DO THIS: Render everything from the start of the entries down to and including the line that contains "The wireless resource 428 is at (272, 222)." as a Markdown table with the columns Row and Line, leaving out blank lines.

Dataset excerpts
# # # # # # #

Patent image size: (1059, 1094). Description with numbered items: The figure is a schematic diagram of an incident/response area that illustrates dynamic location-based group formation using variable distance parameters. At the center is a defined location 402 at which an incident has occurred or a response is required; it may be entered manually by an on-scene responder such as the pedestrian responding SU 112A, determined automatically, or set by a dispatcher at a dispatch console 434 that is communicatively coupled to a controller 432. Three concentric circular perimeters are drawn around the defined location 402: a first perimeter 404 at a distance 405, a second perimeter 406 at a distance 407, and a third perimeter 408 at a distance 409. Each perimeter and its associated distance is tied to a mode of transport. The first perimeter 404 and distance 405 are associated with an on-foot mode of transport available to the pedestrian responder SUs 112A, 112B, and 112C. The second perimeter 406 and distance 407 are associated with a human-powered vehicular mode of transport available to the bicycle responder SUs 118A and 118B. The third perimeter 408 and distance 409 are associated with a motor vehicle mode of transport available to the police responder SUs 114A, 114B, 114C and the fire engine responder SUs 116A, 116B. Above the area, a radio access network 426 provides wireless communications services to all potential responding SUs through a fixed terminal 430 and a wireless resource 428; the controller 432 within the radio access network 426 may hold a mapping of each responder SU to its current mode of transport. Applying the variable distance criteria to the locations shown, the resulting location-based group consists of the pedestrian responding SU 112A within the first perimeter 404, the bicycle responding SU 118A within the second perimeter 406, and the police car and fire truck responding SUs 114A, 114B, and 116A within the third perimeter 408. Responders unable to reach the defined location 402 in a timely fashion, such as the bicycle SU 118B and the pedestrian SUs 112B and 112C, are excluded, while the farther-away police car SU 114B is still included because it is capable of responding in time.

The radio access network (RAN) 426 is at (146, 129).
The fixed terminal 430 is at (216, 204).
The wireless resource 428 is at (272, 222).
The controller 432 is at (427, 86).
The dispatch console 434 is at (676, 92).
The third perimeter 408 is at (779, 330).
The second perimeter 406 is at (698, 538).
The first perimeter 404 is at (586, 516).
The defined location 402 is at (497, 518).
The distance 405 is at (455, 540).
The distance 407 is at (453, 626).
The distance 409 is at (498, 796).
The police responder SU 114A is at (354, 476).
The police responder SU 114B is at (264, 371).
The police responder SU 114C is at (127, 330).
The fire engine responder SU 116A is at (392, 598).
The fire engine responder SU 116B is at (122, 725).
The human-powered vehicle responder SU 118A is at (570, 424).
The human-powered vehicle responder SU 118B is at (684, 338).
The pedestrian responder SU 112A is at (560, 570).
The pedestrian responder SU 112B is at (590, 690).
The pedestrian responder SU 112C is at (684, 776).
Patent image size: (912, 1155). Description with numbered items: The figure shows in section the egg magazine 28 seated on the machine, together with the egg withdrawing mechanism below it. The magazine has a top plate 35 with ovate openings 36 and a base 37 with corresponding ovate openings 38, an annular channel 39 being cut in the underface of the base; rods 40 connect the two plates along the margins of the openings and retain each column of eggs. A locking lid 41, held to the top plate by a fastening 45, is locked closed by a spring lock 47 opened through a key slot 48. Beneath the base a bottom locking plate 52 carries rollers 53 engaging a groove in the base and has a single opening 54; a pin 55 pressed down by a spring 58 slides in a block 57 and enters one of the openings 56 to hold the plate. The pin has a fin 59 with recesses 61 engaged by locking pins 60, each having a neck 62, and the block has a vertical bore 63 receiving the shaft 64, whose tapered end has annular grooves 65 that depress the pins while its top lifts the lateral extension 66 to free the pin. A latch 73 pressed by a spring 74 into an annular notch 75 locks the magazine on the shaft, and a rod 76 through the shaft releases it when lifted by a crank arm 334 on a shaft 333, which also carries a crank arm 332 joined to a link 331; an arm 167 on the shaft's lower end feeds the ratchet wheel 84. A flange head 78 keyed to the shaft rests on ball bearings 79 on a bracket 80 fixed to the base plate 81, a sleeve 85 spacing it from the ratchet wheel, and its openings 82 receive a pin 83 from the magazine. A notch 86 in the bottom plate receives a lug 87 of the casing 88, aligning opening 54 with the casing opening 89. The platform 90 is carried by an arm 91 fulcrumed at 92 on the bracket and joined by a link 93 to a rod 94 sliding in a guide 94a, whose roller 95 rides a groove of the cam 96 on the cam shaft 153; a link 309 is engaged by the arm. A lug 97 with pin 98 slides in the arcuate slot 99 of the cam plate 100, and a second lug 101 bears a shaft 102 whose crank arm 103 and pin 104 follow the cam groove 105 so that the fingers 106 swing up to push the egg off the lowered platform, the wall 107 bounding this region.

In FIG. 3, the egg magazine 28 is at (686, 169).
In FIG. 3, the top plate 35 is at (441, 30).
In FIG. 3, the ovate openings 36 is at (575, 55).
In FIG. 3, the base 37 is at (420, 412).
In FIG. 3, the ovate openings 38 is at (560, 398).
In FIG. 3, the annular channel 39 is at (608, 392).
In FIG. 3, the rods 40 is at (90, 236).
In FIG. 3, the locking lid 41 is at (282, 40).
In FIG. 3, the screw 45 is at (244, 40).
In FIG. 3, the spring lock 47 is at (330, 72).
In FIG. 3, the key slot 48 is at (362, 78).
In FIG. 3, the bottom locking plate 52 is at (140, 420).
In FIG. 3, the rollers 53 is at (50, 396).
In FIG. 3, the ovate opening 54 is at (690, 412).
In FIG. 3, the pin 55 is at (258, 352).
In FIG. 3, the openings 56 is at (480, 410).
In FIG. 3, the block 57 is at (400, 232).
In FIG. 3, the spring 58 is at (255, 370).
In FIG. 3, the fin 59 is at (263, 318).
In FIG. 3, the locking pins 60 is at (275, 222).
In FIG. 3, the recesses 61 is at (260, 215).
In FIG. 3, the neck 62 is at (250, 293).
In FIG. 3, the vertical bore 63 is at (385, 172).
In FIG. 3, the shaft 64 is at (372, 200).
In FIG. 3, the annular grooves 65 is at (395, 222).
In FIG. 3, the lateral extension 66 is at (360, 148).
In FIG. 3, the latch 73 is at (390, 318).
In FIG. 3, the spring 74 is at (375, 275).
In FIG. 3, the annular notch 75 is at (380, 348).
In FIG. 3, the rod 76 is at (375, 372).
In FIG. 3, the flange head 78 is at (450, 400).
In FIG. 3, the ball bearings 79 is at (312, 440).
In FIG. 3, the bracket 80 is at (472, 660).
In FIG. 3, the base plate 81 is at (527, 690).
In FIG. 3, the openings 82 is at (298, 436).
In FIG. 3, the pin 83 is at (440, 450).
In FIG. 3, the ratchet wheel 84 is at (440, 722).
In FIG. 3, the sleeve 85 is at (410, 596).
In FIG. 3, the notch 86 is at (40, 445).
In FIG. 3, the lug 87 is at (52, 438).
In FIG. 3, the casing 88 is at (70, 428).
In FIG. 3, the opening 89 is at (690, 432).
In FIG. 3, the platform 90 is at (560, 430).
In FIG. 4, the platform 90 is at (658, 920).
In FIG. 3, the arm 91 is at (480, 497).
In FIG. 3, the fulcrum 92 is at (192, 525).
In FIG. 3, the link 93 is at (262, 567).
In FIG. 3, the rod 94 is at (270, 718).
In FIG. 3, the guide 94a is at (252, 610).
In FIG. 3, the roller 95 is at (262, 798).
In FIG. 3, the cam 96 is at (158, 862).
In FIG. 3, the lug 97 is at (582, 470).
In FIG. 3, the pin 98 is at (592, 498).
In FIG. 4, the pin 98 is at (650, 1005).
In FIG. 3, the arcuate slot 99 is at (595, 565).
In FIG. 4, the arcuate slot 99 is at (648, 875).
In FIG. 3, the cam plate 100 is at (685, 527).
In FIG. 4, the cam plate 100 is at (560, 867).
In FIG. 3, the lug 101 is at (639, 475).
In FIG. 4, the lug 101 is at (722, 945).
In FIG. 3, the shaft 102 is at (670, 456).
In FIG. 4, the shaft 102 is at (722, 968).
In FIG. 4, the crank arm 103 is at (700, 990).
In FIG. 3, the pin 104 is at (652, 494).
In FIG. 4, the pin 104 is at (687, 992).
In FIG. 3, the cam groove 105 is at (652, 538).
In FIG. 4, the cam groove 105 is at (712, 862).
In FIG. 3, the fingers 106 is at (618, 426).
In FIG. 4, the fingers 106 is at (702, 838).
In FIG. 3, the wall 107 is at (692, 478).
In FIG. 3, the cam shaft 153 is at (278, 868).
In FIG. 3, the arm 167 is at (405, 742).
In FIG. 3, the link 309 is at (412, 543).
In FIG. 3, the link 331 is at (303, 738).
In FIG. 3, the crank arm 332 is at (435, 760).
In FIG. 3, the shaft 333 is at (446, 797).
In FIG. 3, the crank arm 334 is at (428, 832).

# # # # # # #

COMPLETED EXERCISE:
| Row | Line |
|---|---|
| 1 | Patent image size: (1059, 1094). Description with numbered items: The figure is a schematic diagram of an incident/response area that illustrates dynamic location-based group formation using variable distance parameters. At the center is a defined location 402 at which an incident has occurred or a response is required; it may be entered manually by an on-scene responder such as the pedestrian responding SU 112A, determined automatically, or set by a dispatcher at a dispatch console 434 that is communicatively coupled to a controller 432. Three concentric circular perimeters are drawn around the defined location 402: a first perimeter 404 at a distance 405, a second perimeter 406 at a distance 407, and a third perimeter 408 at a distance 409. Each perimeter and its associated distance is tied to a mode of transport. The first perimeter 404 and distance 405 are associated with an on-foot mode of transport available to the pedestrian responder SUs 112A, 112B, and 112C. The second perimeter 406 and distance 407 are associated with a human-powered vehicular mode of transport available to the bicycle responder SUs 118A and 118B. The third perimeter 408 and distance 409 are associated with a motor vehicle mode of transport available to the police responder SUs 114A, 114B, 114C and the fire engine responder SUs 116A, 116B. Above the area, a radio access network 426 provides wireless communications services to all potential responding SUs through a fixed terminal 430 and a wireless resource 428; the controller 432 within the radio access network 426 may hold a mapping of each responder SU to its current mode of transport. Applying the variable distance criteria to the locations shown, the resulting location-based group consists of the pedestrian responding SU 112A within the first perimeter 404, the bicycle responding SU 118A within the second perimeter 406, and the police car and fire truck responding SUs 114A, 114B, and 116A within the third perimeter 408. Responders unable to reach the defined location 402 in a timely fashion, such as the bicycle SU 118B and the pedestrian SUs 112B and 112C, are excluded, while the farther-away police car SU 114B is still included because it is capable of responding in time. |
| 2 | The radio access network (RAN) 426 is at (146, 129). |
| 3 | The fixed terminal 430 is at (216, 204). |
| 4 | The wireless resource 428 is at (272, 222). |